▸ **Records supplied**:

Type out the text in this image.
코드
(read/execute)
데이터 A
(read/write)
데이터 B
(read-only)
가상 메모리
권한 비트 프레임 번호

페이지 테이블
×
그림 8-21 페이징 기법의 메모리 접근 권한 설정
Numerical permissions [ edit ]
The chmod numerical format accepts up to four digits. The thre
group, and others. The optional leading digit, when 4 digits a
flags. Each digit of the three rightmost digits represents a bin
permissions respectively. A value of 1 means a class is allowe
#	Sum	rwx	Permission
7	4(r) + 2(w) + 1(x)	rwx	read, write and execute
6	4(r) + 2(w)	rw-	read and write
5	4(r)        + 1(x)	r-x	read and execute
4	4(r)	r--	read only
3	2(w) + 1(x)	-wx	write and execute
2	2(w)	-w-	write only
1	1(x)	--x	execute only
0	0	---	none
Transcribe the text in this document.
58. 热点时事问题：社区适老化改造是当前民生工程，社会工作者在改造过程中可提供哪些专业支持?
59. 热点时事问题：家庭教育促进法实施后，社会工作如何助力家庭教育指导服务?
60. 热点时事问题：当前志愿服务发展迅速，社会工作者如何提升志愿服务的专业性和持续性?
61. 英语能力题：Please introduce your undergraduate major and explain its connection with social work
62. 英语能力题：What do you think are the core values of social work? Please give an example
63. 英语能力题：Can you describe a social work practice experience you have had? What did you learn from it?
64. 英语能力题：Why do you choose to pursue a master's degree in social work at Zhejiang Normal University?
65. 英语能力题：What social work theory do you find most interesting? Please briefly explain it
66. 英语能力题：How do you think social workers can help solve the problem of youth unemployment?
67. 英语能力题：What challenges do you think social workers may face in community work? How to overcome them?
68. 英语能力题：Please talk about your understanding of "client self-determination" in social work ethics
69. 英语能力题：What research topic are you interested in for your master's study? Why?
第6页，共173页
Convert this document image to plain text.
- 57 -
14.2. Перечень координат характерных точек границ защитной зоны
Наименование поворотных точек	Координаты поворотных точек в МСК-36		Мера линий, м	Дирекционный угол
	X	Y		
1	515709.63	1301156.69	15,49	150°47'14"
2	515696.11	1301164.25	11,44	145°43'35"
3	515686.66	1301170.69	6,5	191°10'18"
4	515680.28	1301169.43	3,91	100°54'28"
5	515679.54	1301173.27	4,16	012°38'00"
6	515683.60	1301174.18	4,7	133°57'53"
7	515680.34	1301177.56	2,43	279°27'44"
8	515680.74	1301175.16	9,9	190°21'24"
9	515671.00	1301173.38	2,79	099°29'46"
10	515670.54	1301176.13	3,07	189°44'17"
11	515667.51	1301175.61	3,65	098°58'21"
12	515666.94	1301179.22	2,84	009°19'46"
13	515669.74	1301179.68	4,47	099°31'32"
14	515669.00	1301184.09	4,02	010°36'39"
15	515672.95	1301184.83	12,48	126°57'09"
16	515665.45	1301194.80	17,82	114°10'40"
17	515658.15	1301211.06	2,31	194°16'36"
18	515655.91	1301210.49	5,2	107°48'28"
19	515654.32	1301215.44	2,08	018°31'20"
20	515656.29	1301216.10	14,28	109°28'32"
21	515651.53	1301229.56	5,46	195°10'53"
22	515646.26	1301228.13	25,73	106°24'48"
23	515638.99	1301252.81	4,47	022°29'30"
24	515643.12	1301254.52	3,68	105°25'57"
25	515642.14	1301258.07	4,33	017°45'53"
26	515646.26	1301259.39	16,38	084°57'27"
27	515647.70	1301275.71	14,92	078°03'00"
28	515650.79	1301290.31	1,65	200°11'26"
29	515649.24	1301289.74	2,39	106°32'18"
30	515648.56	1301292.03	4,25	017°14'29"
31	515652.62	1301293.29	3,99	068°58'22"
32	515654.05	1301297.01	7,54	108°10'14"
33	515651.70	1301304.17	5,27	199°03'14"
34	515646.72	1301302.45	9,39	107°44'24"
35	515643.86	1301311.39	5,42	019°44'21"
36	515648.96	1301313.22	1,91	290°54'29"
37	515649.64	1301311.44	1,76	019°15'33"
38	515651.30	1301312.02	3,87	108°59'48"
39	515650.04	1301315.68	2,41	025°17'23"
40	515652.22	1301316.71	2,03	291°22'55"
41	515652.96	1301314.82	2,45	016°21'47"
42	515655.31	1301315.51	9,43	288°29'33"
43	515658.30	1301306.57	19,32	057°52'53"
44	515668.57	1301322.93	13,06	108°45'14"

▸ **Your objective**:
Take every line from the records above that has the word "英语能力题" and copy it.

▸ **Solution**:
61. 英语能力题：Please introduce your undergraduate major and explain its connection with social work
62. 英语能力题：What do you think are the core values of social work? Please give an example
63. 英语能力题：Can you describe a social work practice experience you have had? What did you learn from it?
64. 英语能力题：Why do you choose to pursue a master's degree in social work at Zhejiang Normal University?
65. 英语能力题：What social work theory do you find most interesting? Please briefly explain it
66. 英语能力题：How do you think social workers can help solve the problem of youth unemployment?
67. 英语能力题：What challenges do you think social workers may face in community work? How to overcome them?
68. 英语能力题：Please talk about your understanding of "client self-determination" in social work ethics
69. 英语能力题：What research topic are you interested in for your master's study? Why?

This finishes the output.